[Dataset items]
────────────────────

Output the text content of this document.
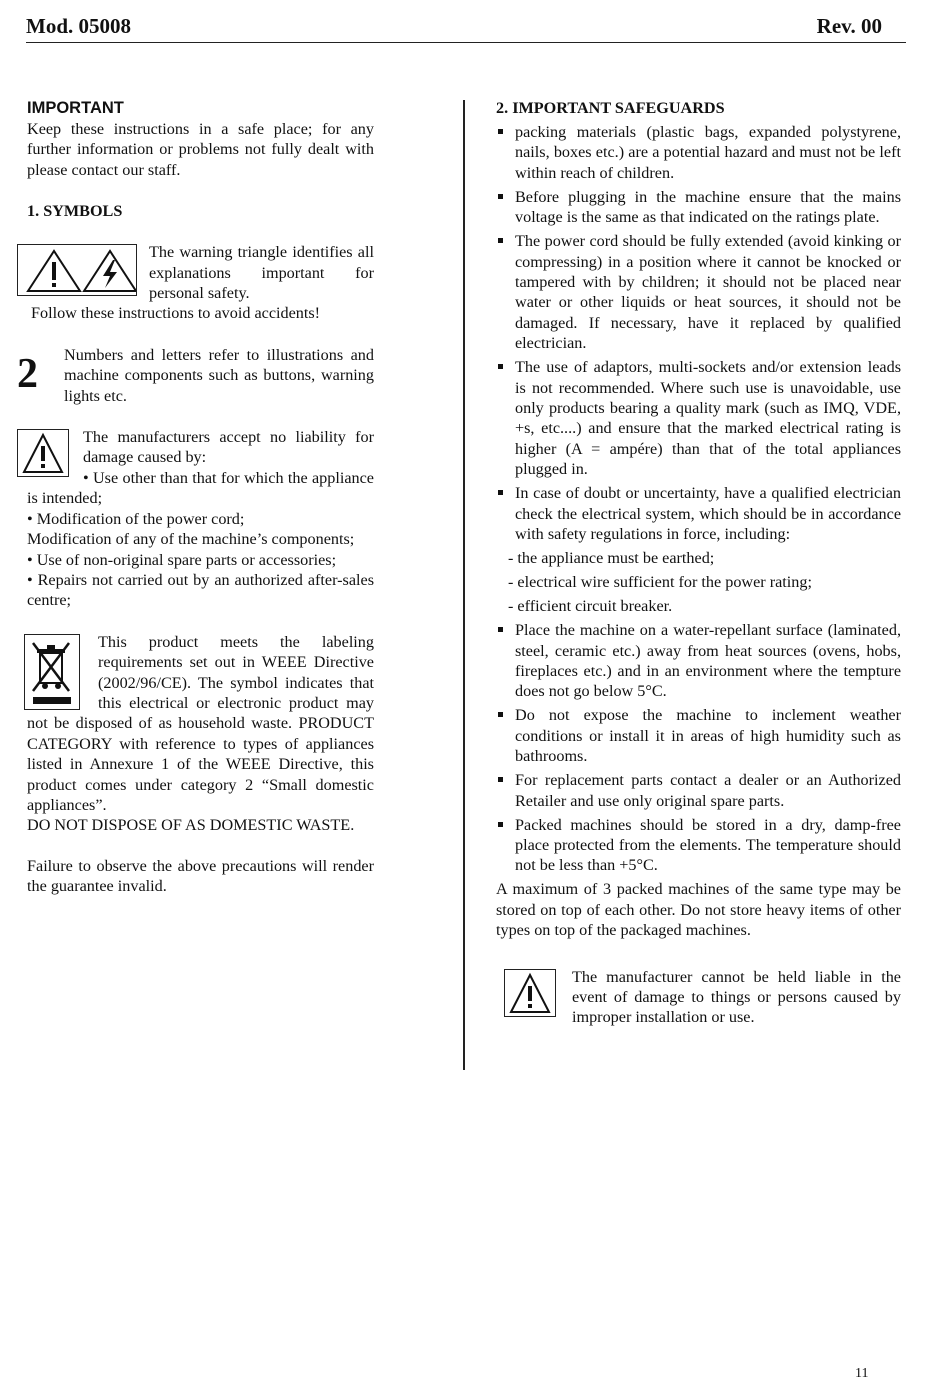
Mod. 05008	Rev. 00

IMPORTANT

Keep these instructions in a safe place; for any further information or problems not fully dealt with please contact our staff.

1. SYMBOLS

The warning triangle identifies all explanations important for personal safety.

Follow these instructions to avoid accidents!

2	Numbers and letters refer to illustrations and machine components such as buttons, warning lights etc.

The manufacturers accept no liability for damage caused by:

• Use other than that for which the appliance is intended;

• Modification of the power cord;

Modification of any of the machine’s components;

• Use of non-original spare parts or accessories;

• Repairs not carried out by an authorized after-sales centre;

This product meets the labeling requirements set out in WEEE Directive (2002/96/CE). The symbol indicates that this electrical or electronic product may not be disposed of as household waste. PRODUCT CATEGORY with reference to types of appliances listed in Annexure 1 of the WEEE Directive, this product comes under category 2 “Small domestic appliances”.

DO NOT DISPOSE OF AS DOMESTIC WASTE.

Failure to observe the above precautions will render the guarantee invalid.

2. IMPORTANT SAFEGUARDS

packing materials (plastic bags, expanded polystyrene, nails, boxes etc.) are a potential hazard and must not be left within reach of children.
Before plugging in the machine ensure that the mains voltage is the same as that indicated on the ratings plate.
The power cord should be fully extended (avoid kinking or compressing) in a position where it cannot be knocked or tampered with by children; it should not be placed near water or other liquids or heat sources, it should not be damaged. If necessary, have it replaced by qualified electrician.
The use of adaptors, multi-sockets and/or extension leads is not recommended. Where such use is unavoidable, use only products bearing a quality mark (such as IMQ, VDE, +s, etc....) and ensure that the marked electrical rating is higher (A = ampére) than that of the total appliances plugged in.
In case of doubt or uncertainty, have a qualified electrician check the electrical system, which should be in accordance with safety regulations in force, including:
- the appliance must be earthed;
- electrical wire sufficient for the power rating;
- efficient circuit breaker.
Place the machine on a water-repellant surface (laminated, steel, ceramic etc.) away from heat sources (ovens, hobs, fireplaces etc.) and in an environment where the tempture does not go below 5°C.
Do not expose the machine to inclement weather conditions or install it in areas of high humidity such as bathrooms.
For replacement parts contact a dealer or an Authorized Retailer and use only original spare parts.
Packed machines should be stored in a dry, damp-free place protected from the elements. The temperature should not be less than +5°C.

A maximum of 3 packed machines of the same type may be stored on top of each other. Do not store heavy items of other types on top of the packaged machines.

The manufacturer cannot be held liable in the event of damage to things or persons caused by improper installation or use.

11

────────────────────

◆ Exercise directions
Among the records above, how many lines carry the string "same"? Reply with the number alone.

◆ Exercise response
2